> _Do this_:
Identify each line holding the string "英ポンド" and copy it.
## Start Data lines
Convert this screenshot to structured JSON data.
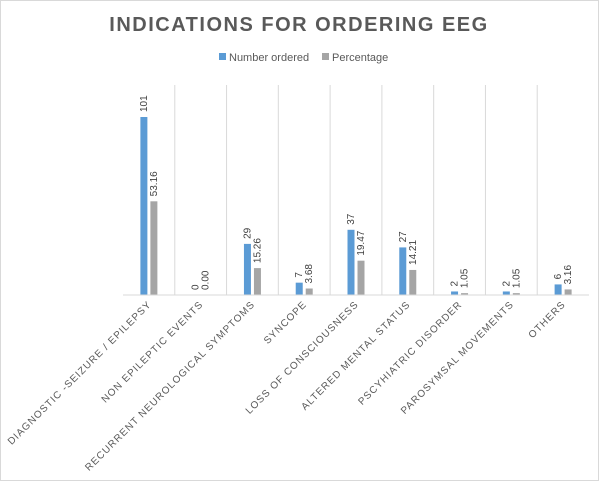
{
  "chart_data": {
    "type": "bar",
    "title": "INDICATIONS FOR ORDERING EEG",
    "categories": [
      "DIAGNOSTIC -SEIZURE / EPILEPSY",
      "NON EPILEPTIC EVENTS",
      "RECURRENT NEUROLOGICAL SYMPTOMS",
      "SYNCOPE",
      "LOSS OF CONSCIOUSNESS",
      "ALTERED MENTAL STATUS",
      "PSCYHIATRIC DISORDER",
      "PAROSYMSAL MOVEMENTS",
      "OTHERS"
    ],
    "series": [
      {
        "name": "Number ordered",
        "color": "#5b9bd5",
        "values": [
          101,
          0,
          29,
          7,
          37,
          27,
          2,
          2,
          6
        ],
        "labels": [
          "101",
          "0",
          "29",
          "7",
          "37",
          "27",
          "2",
          "2",
          "6"
        ]
      },
      {
        "name": "Percentage",
        "color": "#a5a5a5",
        "values": [
          53.16,
          0.0,
          15.26,
          3.68,
          19.47,
          14.21,
          1.05,
          1.05,
          3.16
        ],
        "labels": [
          "53.16",
          "0.00",
          "15.26",
          "3.68",
          "19.47",
          "14.21",
          "1.05",
          "1.05",
          "3.16"
        ]
      }
    ],
    "ylim": [
      0,
      101
    ],
    "legend_position": "top",
    "grid": false
  }
}
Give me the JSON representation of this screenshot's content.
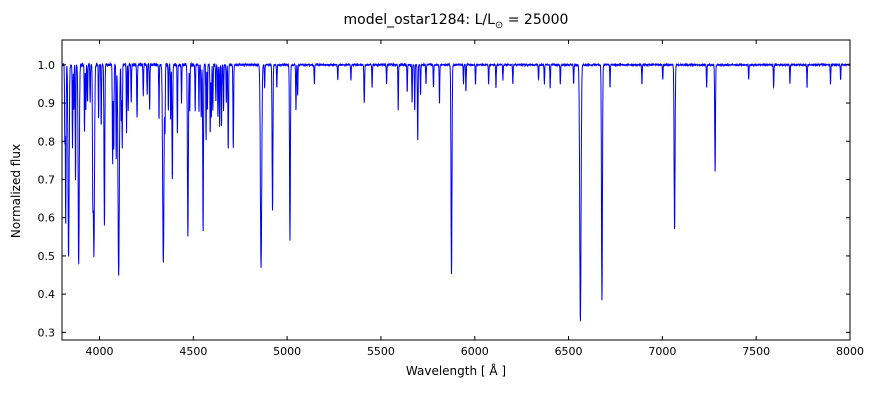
{
  "chart_data": {
    "type": "line",
    "title": "model_ostar1284: L/L⊙ = 25000",
    "title_parts": {
      "prefix": "model_ostar1284: L/L",
      "sub": "⊙",
      "suffix": " = 25000"
    },
    "xlabel": "Wavelength [ Å ]",
    "ylabel": "Normalized flux",
    "xlim": [
      3800,
      8000
    ],
    "ylim": [
      0.28,
      1.065
    ],
    "x_ticks": [
      4000,
      4500,
      5000,
      5500,
      6000,
      6500,
      7000,
      7500,
      8000
    ],
    "y_ticks": [
      0.3,
      0.4,
      0.5,
      0.6,
      0.7,
      0.8,
      0.9,
      1.0
    ],
    "grid": false,
    "legend": "none",
    "line_color": "#0000ff",
    "frame_color": "#000000",
    "continuum_level": 1.0,
    "absorption_lines_format": [
      "wavelength_A",
      "depth_below_continuum",
      "sigma_A"
    ],
    "absorption_lines": [
      [
        3815,
        0.2,
        1.5
      ],
      [
        3820,
        0.42,
        1.8
      ],
      [
        3835,
        0.5,
        3.0
      ],
      [
        3856,
        0.22,
        1.5
      ],
      [
        3863,
        0.12,
        1.5
      ],
      [
        3872,
        0.3,
        1.5
      ],
      [
        3889,
        0.52,
        3.0
      ],
      [
        3920,
        0.18,
        1.5
      ],
      [
        3927,
        0.12,
        1.5
      ],
      [
        3936,
        0.1,
        1.5
      ],
      [
        3950,
        0.1,
        1.5
      ],
      [
        3964,
        0.28,
        1.8
      ],
      [
        3970,
        0.5,
        3.2
      ],
      [
        3995,
        0.14,
        1.5
      ],
      [
        4009,
        0.16,
        1.5
      ],
      [
        4026,
        0.42,
        2.2
      ],
      [
        4070,
        0.26,
        1.8
      ],
      [
        4076,
        0.22,
        1.5
      ],
      [
        4089,
        0.25,
        1.5
      ],
      [
        4102,
        0.55,
        3.5
      ],
      [
        4116,
        0.15,
        1.5
      ],
      [
        4121,
        0.22,
        1.5
      ],
      [
        4144,
        0.18,
        1.5
      ],
      [
        4153,
        0.12,
        1.5
      ],
      [
        4169,
        0.1,
        1.5
      ],
      [
        4200,
        0.14,
        1.8
      ],
      [
        4233,
        0.08,
        1.5
      ],
      [
        4254,
        0.08,
        1.5
      ],
      [
        4267,
        0.12,
        1.5
      ],
      [
        4317,
        0.14,
        1.5
      ],
      [
        4340,
        0.52,
        3.5
      ],
      [
        4349,
        0.16,
        1.5
      ],
      [
        4367,
        0.12,
        1.5
      ],
      [
        4379,
        0.14,
        1.5
      ],
      [
        4388,
        0.3,
        2.0
      ],
      [
        4415,
        0.18,
        1.5
      ],
      [
        4437,
        0.1,
        1.5
      ],
      [
        4471,
        0.45,
        2.5
      ],
      [
        4481,
        0.12,
        1.5
      ],
      [
        4510,
        0.12,
        1.5
      ],
      [
        4530,
        0.12,
        1.5
      ],
      [
        4542,
        0.14,
        1.8
      ],
      [
        4552,
        0.44,
        2.0
      ],
      [
        4568,
        0.2,
        1.5
      ],
      [
        4575,
        0.12,
        1.5
      ],
      [
        4590,
        0.18,
        1.5
      ],
      [
        4596,
        0.14,
        1.5
      ],
      [
        4604,
        0.12,
        1.5
      ],
      [
        4620,
        0.1,
        1.5
      ],
      [
        4631,
        0.14,
        1.5
      ],
      [
        4640,
        0.16,
        1.5
      ],
      [
        4650,
        0.16,
        1.5
      ],
      [
        4661,
        0.12,
        1.5
      ],
      [
        4676,
        0.1,
        1.5
      ],
      [
        4686,
        0.22,
        1.8
      ],
      [
        4713,
        0.22,
        1.8
      ],
      [
        4861,
        0.53,
        3.5
      ],
      [
        4880,
        0.06,
        1.5
      ],
      [
        4922,
        0.38,
        2.2
      ],
      [
        4945,
        0.06,
        1.5
      ],
      [
        5015,
        0.46,
        2.2
      ],
      [
        5047,
        0.12,
        1.5
      ],
      [
        5056,
        0.08,
        1.5
      ],
      [
        5145,
        0.05,
        1.5
      ],
      [
        5270,
        0.04,
        1.5
      ],
      [
        5340,
        0.04,
        1.5
      ],
      [
        5411,
        0.1,
        1.8
      ],
      [
        5453,
        0.06,
        1.5
      ],
      [
        5530,
        0.05,
        1.5
      ],
      [
        5592,
        0.12,
        1.5
      ],
      [
        5640,
        0.07,
        1.5
      ],
      [
        5666,
        0.1,
        1.5
      ],
      [
        5680,
        0.12,
        1.5
      ],
      [
        5696,
        0.2,
        1.8
      ],
      [
        5711,
        0.08,
        1.5
      ],
      [
        5740,
        0.05,
        1.5
      ],
      [
        5780,
        0.06,
        1.5
      ],
      [
        5812,
        0.1,
        1.5
      ],
      [
        5876,
        0.55,
        2.5
      ],
      [
        5940,
        0.05,
        1.5
      ],
      [
        5953,
        0.07,
        1.5
      ],
      [
        6004,
        0.05,
        1.5
      ],
      [
        6074,
        0.05,
        1.5
      ],
      [
        6113,
        0.06,
        1.5
      ],
      [
        6150,
        0.04,
        1.5
      ],
      [
        6203,
        0.05,
        1.5
      ],
      [
        6340,
        0.04,
        1.5
      ],
      [
        6371,
        0.05,
        1.5
      ],
      [
        6402,
        0.06,
        1.5
      ],
      [
        6456,
        0.05,
        1.5
      ],
      [
        6527,
        0.05,
        1.5
      ],
      [
        6563,
        0.67,
        3.5
      ],
      [
        6678,
        0.62,
        2.5
      ],
      [
        6721,
        0.06,
        1.5
      ],
      [
        6891,
        0.05,
        1.5
      ],
      [
        7002,
        0.04,
        1.5
      ],
      [
        7065,
        0.43,
        2.5
      ],
      [
        7236,
        0.06,
        1.5
      ],
      [
        7281,
        0.28,
        2.0
      ],
      [
        7460,
        0.04,
        1.5
      ],
      [
        7593,
        0.06,
        1.5
      ],
      [
        7680,
        0.05,
        1.5
      ],
      [
        7771,
        0.06,
        1.5
      ],
      [
        7896,
        0.05,
        1.5
      ],
      [
        7950,
        0.04,
        1.5
      ]
    ]
  }
}
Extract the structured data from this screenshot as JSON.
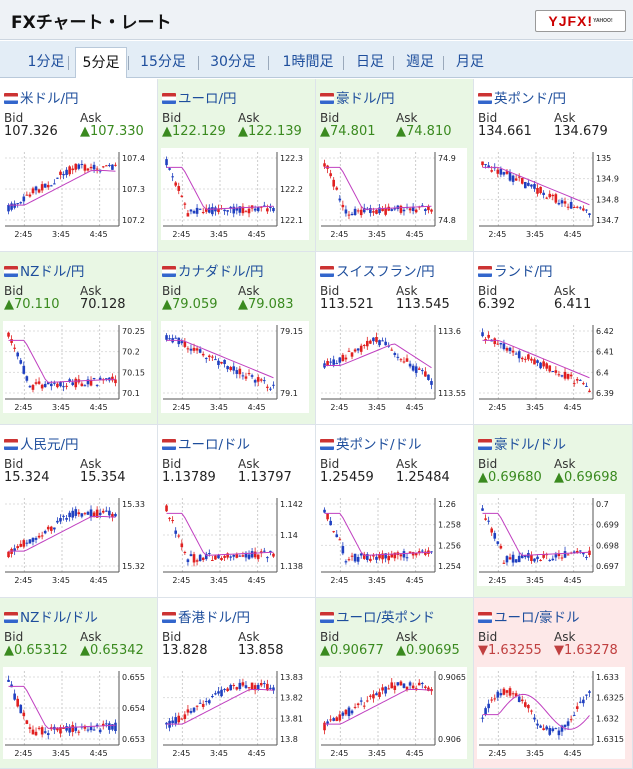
{
  "header": {
    "title": "FXチャート・レート",
    "logo_text": "YJFX!",
    "logo_sub": "YAHOO!"
  },
  "tabs": [
    "1分足",
    "5分足",
    "15分足",
    "30分足",
    "1時間足",
    "日足",
    "週足",
    "月足"
  ],
  "active_tab": "5分足",
  "bid_label": "Bid",
  "ask_label": "Ask",
  "up_arrow": "▲",
  "down_arrow": "▼",
  "colors": {
    "up_bg": "#e9f7e4",
    "down_bg": "#fde8e8",
    "up_text": "#3a8a1f",
    "down_text": "#c04040",
    "link": "#1e4e9c",
    "candle_up": "#e02020",
    "candle_down": "#2040c0",
    "ma": "#c040c0"
  },
  "pairs": [
    {
      "name": "米ドル/円",
      "bid": "107.326",
      "ask": "107.330",
      "trend": "none",
      "bid_arrow": "none",
      "ask_arrow": "up",
      "yticks": [
        "107.4",
        "107.3",
        "107.2"
      ],
      "xticks": [
        "2:45",
        "3:45",
        "4:45"
      ],
      "shape": "rise"
    },
    {
      "name": "ユーロ/円",
      "bid": "122.129",
      "ask": "122.139",
      "trend": "up",
      "bid_arrow": "up",
      "ask_arrow": "up",
      "yticks": [
        "122.3",
        "122.2",
        "122.1"
      ],
      "xticks": [
        "2:45",
        "3:45",
        "4:45"
      ],
      "shape": "dropflat"
    },
    {
      "name": "豪ドル/円",
      "bid": "74.801",
      "ask": "74.810",
      "trend": "up",
      "bid_arrow": "up",
      "ask_arrow": "up",
      "yticks": [
        "74.9",
        "74.8"
      ],
      "xticks": [
        "2:45",
        "3:45",
        "4:45"
      ],
      "shape": "dropflat"
    },
    {
      "name": "英ポンド/円",
      "bid": "134.661",
      "ask": "134.679",
      "trend": "none",
      "bid_arrow": "none",
      "ask_arrow": "none",
      "yticks": [
        "135",
        "134.9",
        "134.8",
        "134.7"
      ],
      "xticks": [
        "2:45",
        "3:45",
        "4:45"
      ],
      "shape": "drop"
    },
    {
      "name": "NZドル/円",
      "bid": "70.110",
      "ask": "70.128",
      "trend": "up",
      "bid_arrow": "up",
      "ask_arrow": "none",
      "yticks": [
        "70.25",
        "70.2",
        "70.15",
        "70.1"
      ],
      "xticks": [
        "2:45",
        "3:45",
        "4:45"
      ],
      "shape": "dropflat"
    },
    {
      "name": "カナダドル/円",
      "bid": "79.059",
      "ask": "79.083",
      "trend": "up",
      "bid_arrow": "up",
      "ask_arrow": "up",
      "yticks": [
        "79.15",
        "79.1"
      ],
      "xticks": [
        "2:45",
        "3:45",
        "4:45"
      ],
      "shape": "drop"
    },
    {
      "name": "スイスフラン/円",
      "bid": "113.521",
      "ask": "113.545",
      "trend": "none",
      "bid_arrow": "none",
      "ask_arrow": "none",
      "yticks": [
        "113.6",
        "113.55"
      ],
      "xticks": [
        "2:45",
        "3:45",
        "4:45"
      ],
      "shape": "humpdrop"
    },
    {
      "name": "ランド/円",
      "bid": "6.392",
      "ask": "6.411",
      "trend": "none",
      "bid_arrow": "none",
      "ask_arrow": "none",
      "yticks": [
        "6.42",
        "6.41",
        "6.4",
        "6.39"
      ],
      "xticks": [
        "2:45",
        "3:45",
        "4:45"
      ],
      "shape": "drop"
    },
    {
      "name": "人民元/円",
      "bid": "15.324",
      "ask": "15.354",
      "trend": "none",
      "bid_arrow": "none",
      "ask_arrow": "none",
      "yticks": [
        "15.33",
        "15.32"
      ],
      "xticks": [
        "2:45",
        "3:45",
        "4:45"
      ],
      "shape": "rise"
    },
    {
      "name": "ユーロ/ドル",
      "bid": "1.13789",
      "ask": "1.13797",
      "trend": "none",
      "bid_arrow": "none",
      "ask_arrow": "none",
      "yticks": [
        "1.142",
        "1.14",
        "1.138"
      ],
      "xticks": [
        "2:45",
        "3:45",
        "4:45"
      ],
      "shape": "dropflat"
    },
    {
      "name": "英ポンド/ドル",
      "bid": "1.25459",
      "ask": "1.25484",
      "trend": "none",
      "bid_arrow": "none",
      "ask_arrow": "none",
      "yticks": [
        "1.26",
        "1.258",
        "1.256",
        "1.254"
      ],
      "xticks": [
        "2:45",
        "3:45",
        "4:45"
      ],
      "shape": "dropflat"
    },
    {
      "name": "豪ドル/ドル",
      "bid": "0.69680",
      "ask": "0.69698",
      "trend": "up",
      "bid_arrow": "up",
      "ask_arrow": "up",
      "yticks": [
        "0.7",
        "0.699",
        "0.698",
        "0.697"
      ],
      "xticks": [
        "2:45",
        "3:45",
        "4:45"
      ],
      "shape": "dropflat"
    },
    {
      "name": "NZドル/ドル",
      "bid": "0.65312",
      "ask": "0.65342",
      "trend": "up",
      "bid_arrow": "up",
      "ask_arrow": "up",
      "yticks": [
        "0.655",
        "0.654",
        "0.653"
      ],
      "xticks": [
        "2:45",
        "3:45",
        "4:45"
      ],
      "shape": "dropflat"
    },
    {
      "name": "香港ドル/円",
      "bid": "13.828",
      "ask": "13.858",
      "trend": "none",
      "bid_arrow": "none",
      "ask_arrow": "none",
      "yticks": [
        "13.83",
        "13.82",
        "13.81",
        "13.8"
      ],
      "xticks": [
        "2:45",
        "3:45",
        "4:45"
      ],
      "shape": "rise"
    },
    {
      "name": "ユーロ/英ポンド",
      "bid": "0.90677",
      "ask": "0.90695",
      "trend": "up",
      "bid_arrow": "up",
      "ask_arrow": "up",
      "yticks": [
        "0.9065",
        "0.906"
      ],
      "xticks": [
        "2:45",
        "3:45",
        "4:45"
      ],
      "shape": "rise"
    },
    {
      "name": "ユーロ/豪ドル",
      "bid": "1.63255",
      "ask": "1.63278",
      "trend": "down",
      "bid_arrow": "down",
      "ask_arrow": "down",
      "yticks": [
        "1.633",
        "1.6325",
        "1.632",
        "1.6315"
      ],
      "xticks": [
        "2:45",
        "3:45",
        "4:45"
      ],
      "shape": "wave"
    }
  ]
}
## End Data lines
> _Written answer_:
      "name": "英ポンド/円",
      "name": "英ポンド/ドル",
      "name": "ユーロ/英ポンド",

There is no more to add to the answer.